(Written problem) Return each line of the listing below, unchanged, and omit the images.

(Data entries)
_ _ _

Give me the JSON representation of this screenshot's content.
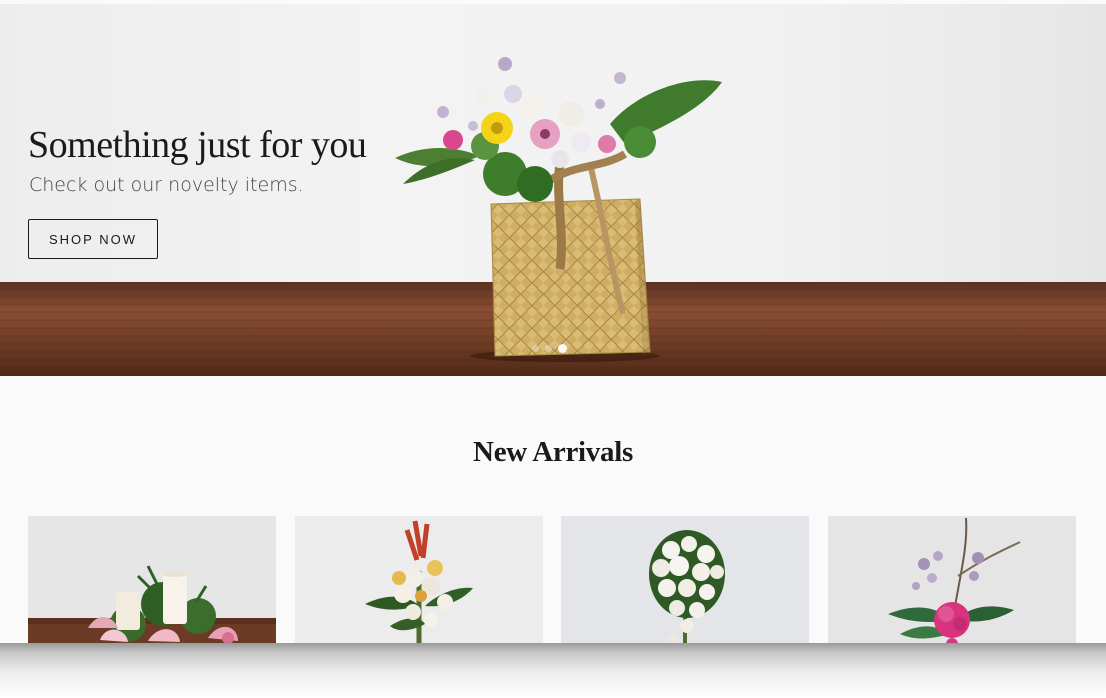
{
  "hero": {
    "title": "Something just for you",
    "subtitle": "Check out our novelty items.",
    "cta_label": "SHOP NOW",
    "slide_count": 3,
    "active_slide": 3,
    "product_icon": "woven-bag-bouquet"
  },
  "new_arrivals": {
    "title": "New Arrivals",
    "products": [
      {
        "image": "candle-lily-centerpiece"
      },
      {
        "image": "tropical-standing-spray"
      },
      {
        "image": "white-rose-standing-wreath"
      },
      {
        "image": "pink-carnation-ikebana"
      }
    ]
  },
  "colors": {
    "text_dark": "#1a1a1a",
    "text_muted": "#444444",
    "page_background": "#fafafa",
    "wood": "#7a4530",
    "basket": "#c9a75a"
  }
}
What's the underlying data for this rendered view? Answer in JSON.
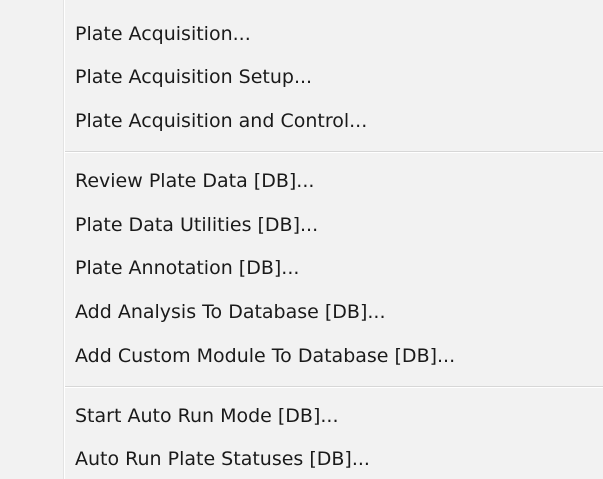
{
  "menu": {
    "groups": [
      {
        "items": [
          {
            "label": "Plate Acquisition..."
          },
          {
            "label": "Plate Acquisition Setup..."
          },
          {
            "label": "Plate Acquisition and Control..."
          }
        ]
      },
      {
        "items": [
          {
            "label": "Review Plate Data [DB]..."
          },
          {
            "label": "Plate Data Utilities [DB]..."
          },
          {
            "label": "Plate Annotation [DB]..."
          },
          {
            "label": "Add Analysis To Database [DB]..."
          },
          {
            "label": "Add Custom Module To Database [DB]..."
          }
        ]
      },
      {
        "items": [
          {
            "label": "Start Auto Run Mode [DB]..."
          },
          {
            "label": "Auto Run Plate Statuses [DB]..."
          }
        ]
      }
    ]
  },
  "colors": {
    "menu_background": "#f2f2f2",
    "separator": "#d7d7d7",
    "text": "#1a1a1a"
  }
}
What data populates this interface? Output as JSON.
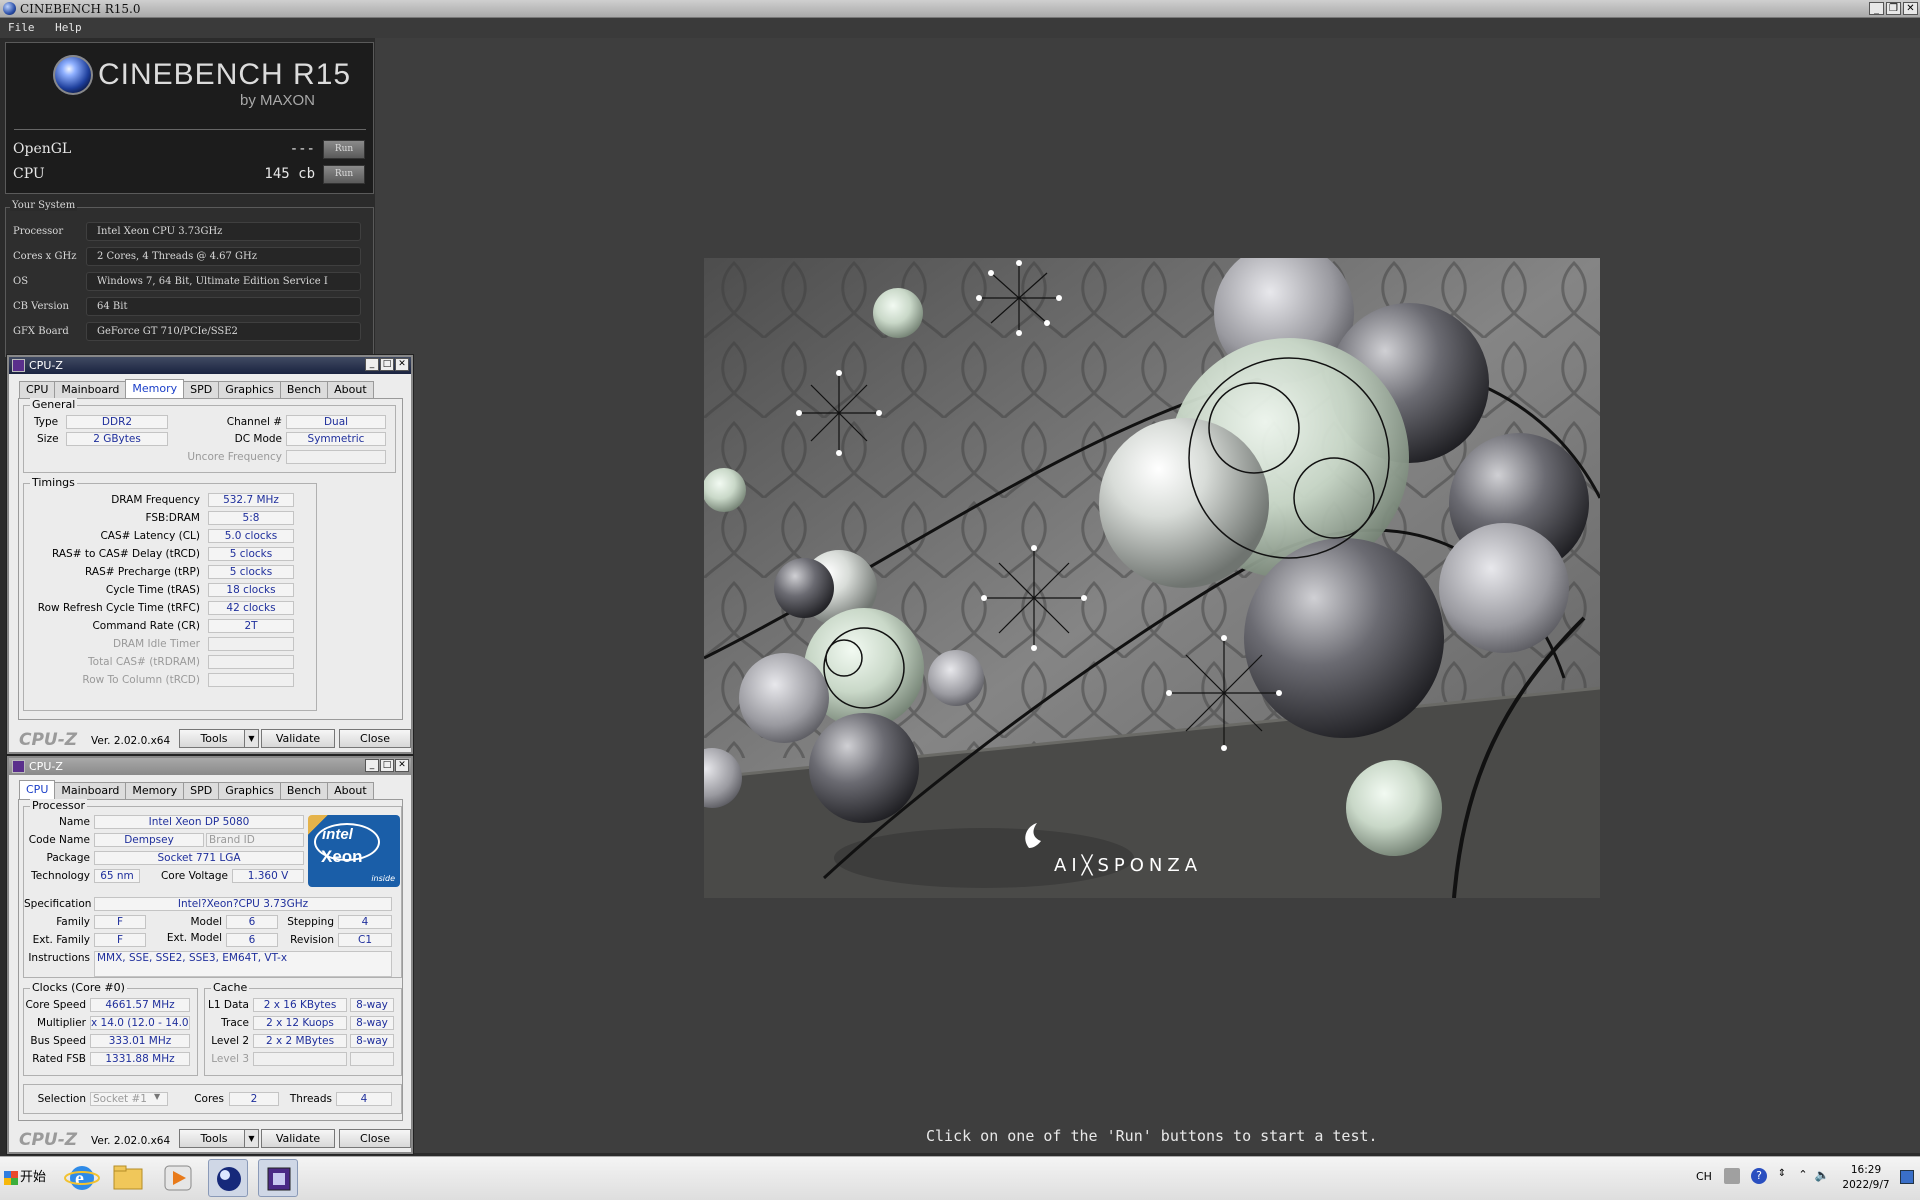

_ _ _

(Solved problem)
Give me the JSON representation of this screenshot's content.
{
  "hero": {
    "title": "Something just for you",
    "subtitle": "Check out our novelty items.",
    "cta_label": "SHOP NOW",
    "slide_count": 3,
    "active_slide": 3,
    "product_icon": "woven-bag-bouquet"
  },
  "new_arrivals": {
    "title": "New Arrivals",
    "products": [
      {
        "image": "candle-lily-centerpiece"
      },
      {
        "image": "tropical-standing-spray"
      },
      {
        "image": "white-rose-standing-wreath"
      },
      {
        "image": "pink-carnation-ikebana"
      }
    ]
  },
  "colors": {
    "text_dark": "#1a1a1a",
    "text_muted": "#444444",
    "page_background": "#fafafa",
    "wood": "#7a4530",
    "basket": "#c9a75a"
  }
}
What's the underlying data for this rendered view? Answer in JSON.
{
  "menu": {
    "groups": [
      {
        "items": [
          {
            "label": "Plate Acquisition..."
          },
          {
            "label": "Plate Acquisition Setup..."
          },
          {
            "label": "Plate Acquisition and Control..."
          }
        ]
      },
      {
        "items": [
          {
            "label": "Review Plate Data [DB]..."
          },
          {
            "label": "Plate Data Utilities [DB]..."
          },
          {
            "label": "Plate Annotation [DB]..."
          },
          {
            "label": "Add Analysis To Database [DB]..."
          },
          {
            "label": "Add Custom Module To Database [DB]..."
          }
        ]
      },
      {
        "items": [
          {
            "label": "Start Auto Run Mode [DB]..."
          },
          {
            "label": "Auto Run Plate Statuses [DB]..."
          }
        ]
      }
    ]
  },
  "colors": {
    "menu_background": "#f2f2f2",
    "separator": "#d7d7d7",
    "text": "#1a1a1a"
  }
}
What data populates this interface? Output as JSON.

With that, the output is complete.